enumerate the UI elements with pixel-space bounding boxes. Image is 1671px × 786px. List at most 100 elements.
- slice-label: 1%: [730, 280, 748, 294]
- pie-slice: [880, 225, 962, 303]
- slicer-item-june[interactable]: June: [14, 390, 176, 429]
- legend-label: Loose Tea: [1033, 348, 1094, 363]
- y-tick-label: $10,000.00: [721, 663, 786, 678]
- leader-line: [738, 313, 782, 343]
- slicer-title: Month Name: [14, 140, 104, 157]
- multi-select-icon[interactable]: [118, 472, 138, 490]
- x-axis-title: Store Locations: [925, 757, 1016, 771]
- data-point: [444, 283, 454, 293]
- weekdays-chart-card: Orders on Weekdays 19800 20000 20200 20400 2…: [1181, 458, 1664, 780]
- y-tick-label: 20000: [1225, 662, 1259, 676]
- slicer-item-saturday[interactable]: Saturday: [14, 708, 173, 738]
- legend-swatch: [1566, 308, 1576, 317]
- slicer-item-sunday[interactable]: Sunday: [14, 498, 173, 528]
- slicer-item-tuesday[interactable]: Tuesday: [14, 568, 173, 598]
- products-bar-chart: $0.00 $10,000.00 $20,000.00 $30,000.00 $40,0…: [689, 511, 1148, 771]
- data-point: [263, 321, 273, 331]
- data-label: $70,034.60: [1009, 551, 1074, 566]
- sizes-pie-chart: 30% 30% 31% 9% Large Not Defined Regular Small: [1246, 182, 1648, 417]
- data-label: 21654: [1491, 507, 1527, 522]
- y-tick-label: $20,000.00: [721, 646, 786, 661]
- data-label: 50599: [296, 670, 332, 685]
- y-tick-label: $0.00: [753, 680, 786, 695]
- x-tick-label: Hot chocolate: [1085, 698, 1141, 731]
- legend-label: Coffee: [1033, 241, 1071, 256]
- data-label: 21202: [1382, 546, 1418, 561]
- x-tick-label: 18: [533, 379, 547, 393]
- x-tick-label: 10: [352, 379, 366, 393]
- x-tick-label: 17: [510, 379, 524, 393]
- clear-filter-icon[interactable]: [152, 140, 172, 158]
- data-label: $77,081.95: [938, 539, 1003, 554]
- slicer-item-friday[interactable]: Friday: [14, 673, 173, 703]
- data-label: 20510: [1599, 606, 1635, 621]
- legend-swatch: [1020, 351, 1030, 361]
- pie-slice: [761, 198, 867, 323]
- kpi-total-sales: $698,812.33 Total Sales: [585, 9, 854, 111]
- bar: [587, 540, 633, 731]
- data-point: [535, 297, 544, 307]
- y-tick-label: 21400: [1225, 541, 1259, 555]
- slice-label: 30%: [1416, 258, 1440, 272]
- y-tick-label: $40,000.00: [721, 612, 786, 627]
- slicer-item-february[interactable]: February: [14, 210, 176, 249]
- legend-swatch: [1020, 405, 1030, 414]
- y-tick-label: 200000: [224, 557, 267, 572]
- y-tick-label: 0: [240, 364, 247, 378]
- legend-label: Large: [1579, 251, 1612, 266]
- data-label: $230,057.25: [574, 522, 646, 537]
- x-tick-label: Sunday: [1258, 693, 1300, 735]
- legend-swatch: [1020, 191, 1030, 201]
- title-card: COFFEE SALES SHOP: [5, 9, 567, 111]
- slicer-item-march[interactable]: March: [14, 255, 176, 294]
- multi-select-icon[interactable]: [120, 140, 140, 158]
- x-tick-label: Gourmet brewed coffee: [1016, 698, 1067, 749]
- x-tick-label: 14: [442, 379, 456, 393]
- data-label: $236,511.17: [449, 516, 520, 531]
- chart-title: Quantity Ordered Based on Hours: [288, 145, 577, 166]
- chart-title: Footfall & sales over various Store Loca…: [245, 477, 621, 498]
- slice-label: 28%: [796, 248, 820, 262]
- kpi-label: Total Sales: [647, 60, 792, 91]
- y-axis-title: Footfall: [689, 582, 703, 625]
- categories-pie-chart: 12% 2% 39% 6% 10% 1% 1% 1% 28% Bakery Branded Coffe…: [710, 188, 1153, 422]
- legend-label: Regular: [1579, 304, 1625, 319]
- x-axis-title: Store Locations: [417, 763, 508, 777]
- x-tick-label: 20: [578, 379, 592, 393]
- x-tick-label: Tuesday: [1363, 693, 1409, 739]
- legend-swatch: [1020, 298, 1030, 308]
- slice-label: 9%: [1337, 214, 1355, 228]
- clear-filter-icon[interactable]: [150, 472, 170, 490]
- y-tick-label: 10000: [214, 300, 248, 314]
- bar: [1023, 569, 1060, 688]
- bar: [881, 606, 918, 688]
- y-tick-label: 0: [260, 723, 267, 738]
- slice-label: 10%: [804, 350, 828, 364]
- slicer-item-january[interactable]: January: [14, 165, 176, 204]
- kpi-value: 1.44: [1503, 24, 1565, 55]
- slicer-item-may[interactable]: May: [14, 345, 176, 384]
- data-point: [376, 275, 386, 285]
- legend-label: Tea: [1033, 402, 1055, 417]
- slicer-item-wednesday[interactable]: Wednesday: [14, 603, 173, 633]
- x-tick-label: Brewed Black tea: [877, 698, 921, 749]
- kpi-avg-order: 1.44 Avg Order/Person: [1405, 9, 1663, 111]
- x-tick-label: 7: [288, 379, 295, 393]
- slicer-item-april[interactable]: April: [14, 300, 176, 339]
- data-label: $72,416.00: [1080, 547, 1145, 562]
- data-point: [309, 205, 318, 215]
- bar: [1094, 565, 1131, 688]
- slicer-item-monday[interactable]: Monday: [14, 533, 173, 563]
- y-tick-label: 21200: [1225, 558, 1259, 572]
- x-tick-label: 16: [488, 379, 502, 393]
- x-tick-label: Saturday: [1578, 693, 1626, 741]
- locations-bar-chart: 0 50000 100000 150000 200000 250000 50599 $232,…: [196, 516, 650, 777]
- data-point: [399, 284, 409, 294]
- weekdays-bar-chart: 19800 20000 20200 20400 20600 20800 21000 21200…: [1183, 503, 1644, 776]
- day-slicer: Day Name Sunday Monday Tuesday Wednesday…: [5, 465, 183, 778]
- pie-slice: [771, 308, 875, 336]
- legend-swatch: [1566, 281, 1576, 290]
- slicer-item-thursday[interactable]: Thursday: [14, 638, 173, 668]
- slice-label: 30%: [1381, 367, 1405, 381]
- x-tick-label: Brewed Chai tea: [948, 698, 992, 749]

= What you have to do =
Convert the listing above into a Markdown table with the columns Row and Entry, giving each line a sequential row number and omitting blank lines.

= Result of this task =
| Row | Entry |
|---|---|
| 1 | enumerate the UI elements with pixel-space bounding boxes. Image is 1671px × 786px. List at most 100 elements. |
| 2 | - slice-label: 1%: [730, 280, 748, 294] |
| 3 | - pie-slice: [880, 225, 962, 303] |
| 4 | - slicer-item-june[interactable]: June: [14, 390, 176, 429] |
| 5 | - legend-label: Loose Tea: [1033, 348, 1094, 363] |
| 6 | - y-tick-label: $10,000.00: [721, 663, 786, 678] |
| 7 | - leader-line: [738, 313, 782, 343] |
| 8 | - slicer-title: Month Name: [14, 140, 104, 157] |
| 9 | - multi-select-icon[interactable]: [118, 472, 138, 490] |
| 10 | - x-axis-title: Store Locations: [925, 757, 1016, 771] |
| 11 | - data-point: [444, 283, 454, 293] |
| 12 | - weekdays-chart-card: Orders on Weekdays 19800 20000 20200 20400 2…: [1181, 458, 1664, 780] |
| 13 | - y-tick-label: 20000: [1225, 662, 1259, 676] |
| 14 | - slicer-item-saturday[interactable]: Saturday: [14, 708, 173, 738] |
| 15 | - legend-swatch: [1566, 308, 1576, 317] |
| 16 | - slicer-item-sunday[interactable]: Sunday: [14, 498, 173, 528] |
| 17 | - slicer-item-tuesday[interactable]: Tuesday: [14, 568, 173, 598] |
| 18 | - products-bar-chart: $0.00 $10,000.00 $20,000.00 $30,000.00 $40,0…: [689, 511, 1148, 771] |
| 19 | - data-point: [263, 321, 273, 331] |
| 20 | - data-label: $70,034.60: [1009, 551, 1074, 566] |
| 21 | - sizes-pie-chart: 30% 30% 31% 9% Large Not Defined Regular Small: [1246, 182, 1648, 417] |
| 22 | - data-label: 21654: [1491, 507, 1527, 522] |
| 23 | - y-tick-label: $20,000.00: [721, 646, 786, 661] |
| 24 | - data-label: 50599: [296, 670, 332, 685] |
| 25 | - y-tick-label: $0.00: [753, 680, 786, 695] |
| 26 | - x-tick-label: Hot chocolate: [1085, 698, 1141, 731] |
| 27 | - legend-label: Coffee: [1033, 241, 1071, 256] |
| 28 | - data-label: 21202: [1382, 546, 1418, 561] |
| 29 | - x-tick-label: 18: [533, 379, 547, 393] |
| 30 | - x-tick-label: 10: [352, 379, 366, 393] |
| 31 | - x-tick-label: 17: [510, 379, 524, 393] |
| 32 | - clear-filter-icon[interactable]: [152, 140, 172, 158] |
| 33 | - data-label: $77,081.95: [938, 539, 1003, 554] |
| 34 | - slicer-item-friday[interactable]: Friday: [14, 673, 173, 703] |
| 35 | - data-label: 20510: [1599, 606, 1635, 621] |
| 36 | - legend-swatch: [1020, 351, 1030, 361] |
| 37 | - pie-slice: [761, 198, 867, 323] |
| 38 | - kpi-total-sales: $698,812.33 Total Sales: [585, 9, 854, 111] |
| 39 | - bar: [587, 540, 633, 731] |
| 40 | - data-point: [535, 297, 544, 307] |
| 41 | - y-tick-label: 21400: [1225, 541, 1259, 555] |
| 42 | - slice-label: 30%: [1416, 258, 1440, 272] |
| 43 | - y-tick-label: $40,000.00: [721, 612, 786, 627] |
| 44 | - slicer-item-february[interactable]: February: [14, 210, 176, 249] |
| 45 | - legend-swatch: [1020, 405, 1030, 414] |
| 46 | - y-tick-label: 200000: [224, 557, 267, 572] |
| 47 | - y-tick-label: 0: [240, 364, 247, 378] |
| 48 | - legend-label: Large: [1579, 251, 1612, 266] |
| 49 | - data-label: $230,057.25: [574, 522, 646, 537] |
| 50 | - x-tick-label: Sunday: [1258, 693, 1300, 735] |
| 51 | - legend-swatch: [1020, 191, 1030, 201] |
| 52 | - title-card: COFFEE SALES SHOP: [5, 9, 567, 111] |
| 53 | - slicer-item-march[interactable]: March: [14, 255, 176, 294] |
| 54 | - multi-select-icon[interactable]: [120, 140, 140, 158] |
| 55 | - x-tick-label: Gourmet brewed coffee: [1016, 698, 1067, 749] |
| 56 | - x-tick-label: 14: [442, 379, 456, 393] |
| 57 | - data-label: $236,511.17: [449, 516, 520, 531] |
| 58 | - chart-title: Quantity Ordered Based on Hours: [288, 145, 577, 166] |
| 59 | - chart-title: Footfall & sales over various Store Loca…: [245, 477, 621, 498] |
| 60 | - slice-label: 28%: [796, 248, 820, 262] |
| 61 | - kpi-label: Total Sales: [647, 60, 792, 91] |
| 62 | - y-axis-title: Footfall: [689, 582, 703, 625] |
| 63 | - categories-pie-chart: 12% 2% 39% 6% 10% 1% 1% 1% 28% Bakery Branded Coffe…: [710, 188, 1153, 422] |
| 64 | - legend-label: Regular: [1579, 304, 1625, 319] |
| 65 | - x-axis-title: Store Locations: [417, 763, 508, 777] |
| 66 | - x-tick-label: 20: [578, 379, 592, 393] |
| 67 | - x-tick-label: Tuesday: [1363, 693, 1409, 739] |
| 68 | - legend-swatch: [1020, 298, 1030, 308] |
| 69 | - slice-label: 9%: [1337, 214, 1355, 228] |
| 70 | - clear-filter-icon[interactable]: [150, 472, 170, 490] |
| 71 | - y-tick-label: 10000: [214, 300, 248, 314] |
| 72 | - bar: [1023, 569, 1060, 688] |
| 73 | - bar: [881, 606, 918, 688] |
| 74 | - y-tick-label: 0: [260, 723, 267, 738] |
| 75 | - slice-label: 10%: [804, 350, 828, 364] |
| 76 | - slicer-item-january[interactable]: January: [14, 165, 176, 204] |
| 77 | - kpi-value: 1.44: [1503, 24, 1565, 55] |
| 78 | - slicer-item-may[interactable]: May: [14, 345, 176, 384] |
| 79 | - data-point: [376, 275, 386, 285] |
| 80 | - legend-label: Tea: [1033, 402, 1055, 417] |
| 81 | - slicer-item-wednesday[interactable]: Wednesday: [14, 603, 173, 633] |
| 82 | - x-tick-label: Brewed Black tea: [877, 698, 921, 749] |
| 83 | - kpi-avg-order: 1.44 Avg Order/Person: [1405, 9, 1663, 111] |
| 84 | - x-tick-label: 7: [288, 379, 295, 393] |
| 85 | - slicer-item-april[interactable]: April: [14, 300, 176, 339] |
| 86 | - data-label: $72,416.00: [1080, 547, 1145, 562] |
| 87 | - data-point: [309, 205, 318, 215] |
| 88 | - bar: [1094, 565, 1131, 688] |
| 89 | - slicer-item-monday[interactable]: Monday: [14, 533, 173, 563] |
| 90 | - y-tick-label: 21200: [1225, 558, 1259, 572] |
| 91 | - x-tick-label: 16: [488, 379, 502, 393] |
| 92 | - x-tick-label: Saturday: [1578, 693, 1626, 741] |
| 93 | - locations-bar-chart: 0 50000 100000 150000 200000 250000 50599 $232,…: [196, 516, 650, 777] |
| 94 | - data-point: [399, 284, 409, 294] |
| 95 | - weekdays-bar-chart: 19800 20000 20200 20400 20600 20800 21000 21200…: [1183, 503, 1644, 776] |
| 96 | - day-slicer: Day Name Sunday Monday Tuesday Wednesday…: [5, 465, 183, 778] |
| 97 | - pie-slice: [771, 308, 875, 336] |
| 98 | - legend-swatch: [1566, 281, 1576, 290] |
| 99 | - slicer-item-thursday[interactable]: Thursday: [14, 638, 173, 668] |
| 100 | - slice-label: 30%: [1381, 367, 1405, 381] |
| 101 | - x-tick-label: Brewed Chai tea: [948, 698, 992, 749] |